Every line of the records below should be restated exactly.

Figure dataset records
▼

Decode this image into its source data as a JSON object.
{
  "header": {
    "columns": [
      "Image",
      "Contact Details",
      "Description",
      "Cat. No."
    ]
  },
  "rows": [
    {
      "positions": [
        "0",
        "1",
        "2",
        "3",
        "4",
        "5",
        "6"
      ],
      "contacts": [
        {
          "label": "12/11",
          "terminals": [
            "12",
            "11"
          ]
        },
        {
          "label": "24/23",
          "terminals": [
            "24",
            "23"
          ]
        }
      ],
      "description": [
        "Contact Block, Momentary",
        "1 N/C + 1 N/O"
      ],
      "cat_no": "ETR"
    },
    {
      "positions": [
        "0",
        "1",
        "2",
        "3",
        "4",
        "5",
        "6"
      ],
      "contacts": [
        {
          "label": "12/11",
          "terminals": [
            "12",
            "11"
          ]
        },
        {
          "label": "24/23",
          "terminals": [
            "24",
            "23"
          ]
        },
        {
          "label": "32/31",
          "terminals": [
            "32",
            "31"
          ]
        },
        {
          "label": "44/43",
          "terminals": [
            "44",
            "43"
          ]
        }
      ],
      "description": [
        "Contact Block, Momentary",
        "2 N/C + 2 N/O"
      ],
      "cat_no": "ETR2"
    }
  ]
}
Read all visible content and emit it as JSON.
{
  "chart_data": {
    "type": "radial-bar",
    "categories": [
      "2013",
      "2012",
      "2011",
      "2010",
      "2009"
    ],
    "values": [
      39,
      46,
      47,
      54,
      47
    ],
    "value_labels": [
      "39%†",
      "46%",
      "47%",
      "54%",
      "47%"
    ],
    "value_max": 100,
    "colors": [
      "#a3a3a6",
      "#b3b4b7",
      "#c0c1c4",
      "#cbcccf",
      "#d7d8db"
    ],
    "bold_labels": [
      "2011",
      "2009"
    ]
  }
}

▲

- **Exercise output**:
Decode this image into its source data as a JSON object.
{
  "header": {
    "columns": [
      "Image",
      "Contact Details",
      "Description",
      "Cat. No."
    ]
  },
  "rows": [
    {
      "positions": [
        "0",
        "1",
        "2",
        "3",
        "4",
        "5",
        "6"
      ],
      "contacts": [
        {
          "label": "12/11",
          "terminals": [
            "12",
            "11"
          ]
        },
        {
          "label": "24/23",
          "terminals": [
            "24",
            "23"
          ]
        }
      ],
      "description": [
        "Contact Block, Momentary",
        "1 N/C + 1 N/O"
      ],
      "cat_no": "ETR"
    },
    {
      "positions": [
        "0",
        "1",
        "2",
        "3",
        "4",
        "5",
        "6"
      ],
      "contacts": [
        {
          "label": "12/11",
          "terminals": [
            "12",
            "11"
          ]
        },
        {
          "label": "24/23",
          "terminals": [
            "24",
            "23"
          ]
        },
        {
          "label": "32/31",
          "terminals": [
            "32",
            "31"
          ]
        },
        {
          "label": "44/43",
          "terminals": [
            "44",
            "43"
          ]
        }
      ],
      "description": [
        "Contact Block, Momentary",
        "2 N/C + 2 N/O"
      ],
      "cat_no": "ETR2"
    }
  ]
}
Read all visible content and emit it as JSON.
{
  "chart_data": {
    "type": "radial-bar",
    "categories": [
      "2013",
      "2012",
      "2011",
      "2010",
      "2009"
    ],
    "values": [
      39,
      46,
      47,
      54,
      47
    ],
    "value_labels": [
      "39%†",
      "46%",
      "47%",
      "54%",
      "47%"
    ],
    "value_max": 100,
    "colors": [
      "#a3a3a6",
      "#b3b4b7",
      "#c0c1c4",
      "#cbcccf",
      "#d7d8db"
    ],
    "bold_labels": [
      "2011",
      "2009"
    ]
  }
}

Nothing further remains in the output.